Job:
Repeat the material exactly as it appears.

Items from a dataset
========================
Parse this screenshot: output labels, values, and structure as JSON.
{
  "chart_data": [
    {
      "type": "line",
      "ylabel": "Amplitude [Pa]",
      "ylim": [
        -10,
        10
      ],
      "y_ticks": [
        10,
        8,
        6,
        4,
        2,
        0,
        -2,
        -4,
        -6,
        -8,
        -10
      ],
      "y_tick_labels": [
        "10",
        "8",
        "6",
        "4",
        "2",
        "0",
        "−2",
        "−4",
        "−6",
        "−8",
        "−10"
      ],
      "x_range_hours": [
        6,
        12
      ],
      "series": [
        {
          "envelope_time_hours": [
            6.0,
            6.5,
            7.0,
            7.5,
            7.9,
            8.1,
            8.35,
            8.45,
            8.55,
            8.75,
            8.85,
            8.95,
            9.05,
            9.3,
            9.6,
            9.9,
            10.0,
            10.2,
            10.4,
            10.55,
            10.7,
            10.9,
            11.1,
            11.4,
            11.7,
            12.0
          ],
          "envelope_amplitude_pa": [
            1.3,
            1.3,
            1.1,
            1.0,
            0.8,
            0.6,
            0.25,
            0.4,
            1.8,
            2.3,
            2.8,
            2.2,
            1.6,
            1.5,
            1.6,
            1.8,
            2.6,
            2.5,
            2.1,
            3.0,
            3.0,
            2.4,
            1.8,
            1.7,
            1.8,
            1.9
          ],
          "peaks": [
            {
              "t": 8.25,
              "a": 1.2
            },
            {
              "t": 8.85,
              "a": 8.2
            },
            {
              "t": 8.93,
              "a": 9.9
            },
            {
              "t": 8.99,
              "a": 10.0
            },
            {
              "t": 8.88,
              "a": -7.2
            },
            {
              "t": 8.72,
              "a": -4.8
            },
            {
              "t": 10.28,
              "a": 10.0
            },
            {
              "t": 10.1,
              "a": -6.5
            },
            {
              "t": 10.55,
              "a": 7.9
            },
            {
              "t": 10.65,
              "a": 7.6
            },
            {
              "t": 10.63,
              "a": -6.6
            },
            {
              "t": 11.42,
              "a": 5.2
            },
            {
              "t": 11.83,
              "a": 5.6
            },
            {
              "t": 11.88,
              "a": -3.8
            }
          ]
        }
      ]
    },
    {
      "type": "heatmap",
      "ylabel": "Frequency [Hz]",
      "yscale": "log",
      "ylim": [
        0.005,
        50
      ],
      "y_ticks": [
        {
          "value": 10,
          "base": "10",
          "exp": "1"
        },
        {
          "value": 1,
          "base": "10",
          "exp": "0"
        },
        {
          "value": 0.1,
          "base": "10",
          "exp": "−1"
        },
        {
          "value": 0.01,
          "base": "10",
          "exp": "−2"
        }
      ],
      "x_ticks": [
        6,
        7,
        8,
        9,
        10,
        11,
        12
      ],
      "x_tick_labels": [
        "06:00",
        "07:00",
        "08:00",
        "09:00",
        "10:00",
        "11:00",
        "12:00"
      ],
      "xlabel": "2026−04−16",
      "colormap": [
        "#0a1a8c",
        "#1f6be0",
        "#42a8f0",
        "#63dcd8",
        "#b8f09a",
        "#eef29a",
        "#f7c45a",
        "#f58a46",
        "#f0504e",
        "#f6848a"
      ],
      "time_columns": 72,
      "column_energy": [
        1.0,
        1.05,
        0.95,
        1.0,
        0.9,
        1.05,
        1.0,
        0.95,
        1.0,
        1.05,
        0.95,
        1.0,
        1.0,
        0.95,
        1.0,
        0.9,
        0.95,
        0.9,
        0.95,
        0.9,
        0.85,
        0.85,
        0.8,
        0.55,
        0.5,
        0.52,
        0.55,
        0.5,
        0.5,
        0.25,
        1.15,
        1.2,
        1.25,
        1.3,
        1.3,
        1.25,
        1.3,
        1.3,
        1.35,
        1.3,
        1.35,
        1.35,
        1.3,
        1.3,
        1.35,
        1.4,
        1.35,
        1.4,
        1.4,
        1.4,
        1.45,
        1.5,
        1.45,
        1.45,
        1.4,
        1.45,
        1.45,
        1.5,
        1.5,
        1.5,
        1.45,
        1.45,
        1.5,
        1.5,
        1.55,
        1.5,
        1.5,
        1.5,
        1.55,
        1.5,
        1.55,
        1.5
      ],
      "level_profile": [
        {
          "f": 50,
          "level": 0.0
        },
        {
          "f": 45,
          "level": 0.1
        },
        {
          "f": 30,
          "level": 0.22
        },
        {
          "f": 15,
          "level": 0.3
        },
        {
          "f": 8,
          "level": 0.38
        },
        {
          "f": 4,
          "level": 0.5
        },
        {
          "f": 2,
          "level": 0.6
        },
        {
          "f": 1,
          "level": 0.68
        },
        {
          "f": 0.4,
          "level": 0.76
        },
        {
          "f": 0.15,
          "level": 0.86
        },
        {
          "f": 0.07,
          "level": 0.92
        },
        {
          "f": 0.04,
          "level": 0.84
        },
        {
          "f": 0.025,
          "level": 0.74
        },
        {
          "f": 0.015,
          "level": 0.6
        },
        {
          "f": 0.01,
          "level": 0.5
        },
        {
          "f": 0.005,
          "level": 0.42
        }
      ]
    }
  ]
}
========================
Full output:
Parse this screenshot: output labels, values, and structure as JSON.
{
  "chart_data": [
    {
      "type": "line",
      "ylabel": "Amplitude [Pa]",
      "ylim": [
        -10,
        10
      ],
      "y_ticks": [
        10,
        8,
        6,
        4,
        2,
        0,
        -2,
        -4,
        -6,
        -8,
        -10
      ],
      "y_tick_labels": [
        "10",
        "8",
        "6",
        "4",
        "2",
        "0",
        "−2",
        "−4",
        "−6",
        "−8",
        "−10"
      ],
      "x_range_hours": [
        6,
        12
      ],
      "series": [
        {
          "envelope_time_hours": [
            6.0,
            6.5,
            7.0,
            7.5,
            7.9,
            8.1,
            8.35,
            8.45,
            8.55,
            8.75,
            8.85,
            8.95,
            9.05,
            9.3,
            9.6,
            9.9,
            10.0,
            10.2,
            10.4,
            10.55,
            10.7,
            10.9,
            11.1,
            11.4,
            11.7,
            12.0
          ],
          "envelope_amplitude_pa": [
            1.3,
            1.3,
            1.1,
            1.0,
            0.8,
            0.6,
            0.25,
            0.4,
            1.8,
            2.3,
            2.8,
            2.2,
            1.6,
            1.5,
            1.6,
            1.8,
            2.6,
            2.5,
            2.1,
            3.0,
            3.0,
            2.4,
            1.8,
            1.7,
            1.8,
            1.9
          ],
          "peaks": [
            {
              "t": 8.25,
              "a": 1.2
            },
            {
              "t": 8.85,
              "a": 8.2
            },
            {
              "t": 8.93,
              "a": 9.9
            },
            {
              "t": 8.99,
              "a": 10.0
            },
            {
              "t": 8.88,
              "a": -7.2
            },
            {
              "t": 8.72,
              "a": -4.8
            },
            {
              "t": 10.28,
              "a": 10.0
            },
            {
              "t": 10.1,
              "a": -6.5
            },
            {
              "t": 10.55,
              "a": 7.9
            },
            {
              "t": 10.65,
              "a": 7.6
            },
            {
              "t": 10.63,
              "a": -6.6
            },
            {
              "t": 11.42,
              "a": 5.2
            },
            {
              "t": 11.83,
              "a": 5.6
            },
            {
              "t": 11.88,
              "a": -3.8
            }
          ]
        }
      ]
    },
    {
      "type": "heatmap",
      "ylabel": "Frequency [Hz]",
      "yscale": "log",
      "ylim": [
        0.005,
        50
      ],
      "y_ticks": [
        {
          "value": 10,
          "base": "10",
          "exp": "1"
        },
        {
          "value": 1,
          "base": "10",
          "exp": "0"
        },
        {
          "value": 0.1,
          "base": "10",
          "exp": "−1"
        },
        {
          "value": 0.01,
          "base": "10",
          "exp": "−2"
        }
      ],
      "x_ticks": [
        6,
        7,
        8,
        9,
        10,
        11,
        12
      ],
      "x_tick_labels": [
        "06:00",
        "07:00",
        "08:00",
        "09:00",
        "10:00",
        "11:00",
        "12:00"
      ],
      "xlabel": "2026−04−16",
      "colormap": [
        "#0a1a8c",
        "#1f6be0",
        "#42a8f0",
        "#63dcd8",
        "#b8f09a",
        "#eef29a",
        "#f7c45a",
        "#f58a46",
        "#f0504e",
        "#f6848a"
      ],
      "time_columns": 72,
      "column_energy": [
        1.0,
        1.05,
        0.95,
        1.0,
        0.9,
        1.05,
        1.0,
        0.95,
        1.0,
        1.05,
        0.95,
        1.0,
        1.0,
        0.95,
        1.0,
        0.9,
        0.95,
        0.9,
        0.95,
        0.9,
        0.85,
        0.85,
        0.8,
        0.55,
        0.5,
        0.52,
        0.55,
        0.5,
        0.5,
        0.25,
        1.15,
        1.2,
        1.25,
        1.3,
        1.3,
        1.25,
        1.3,
        1.3,
        1.35,
        1.3,
        1.35,
        1.35,
        1.3,
        1.3,
        1.35,
        1.4,
        1.35,
        1.4,
        1.4,
        1.4,
        1.45,
        1.5,
        1.45,
        1.45,
        1.4,
        1.45,
        1.45,
        1.5,
        1.5,
        1.5,
        1.45,
        1.45,
        1.5,
        1.5,
        1.55,
        1.5,
        1.5,
        1.5,
        1.55,
        1.5,
        1.55,
        1.5
      ],
      "level_profile": [
        {
          "f": 50,
          "level": 0.0
        },
        {
          "f": 45,
          "level": 0.1
        },
        {
          "f": 30,
          "level": 0.22
        },
        {
          "f": 15,
          "level": 0.3
        },
        {
          "f": 8,
          "level": 0.38
        },
        {
          "f": 4,
          "level": 0.5
        },
        {
          "f": 2,
          "level": 0.6
        },
        {
          "f": 1,
          "level": 0.68
        },
        {
          "f": 0.4,
          "level": 0.76
        },
        {
          "f": 0.15,
          "level": 0.86
        },
        {
          "f": 0.07,
          "level": 0.92
        },
        {
          "f": 0.04,
          "level": 0.84
        },
        {
          "f": 0.025,
          "level": 0.74
        },
        {
          "f": 0.015,
          "level": 0.6
        },
        {
          "f": 0.01,
          "level": 0.5
        },
        {
          "f": 0.005,
          "level": 0.42
        }
      ]
    }
  ]
}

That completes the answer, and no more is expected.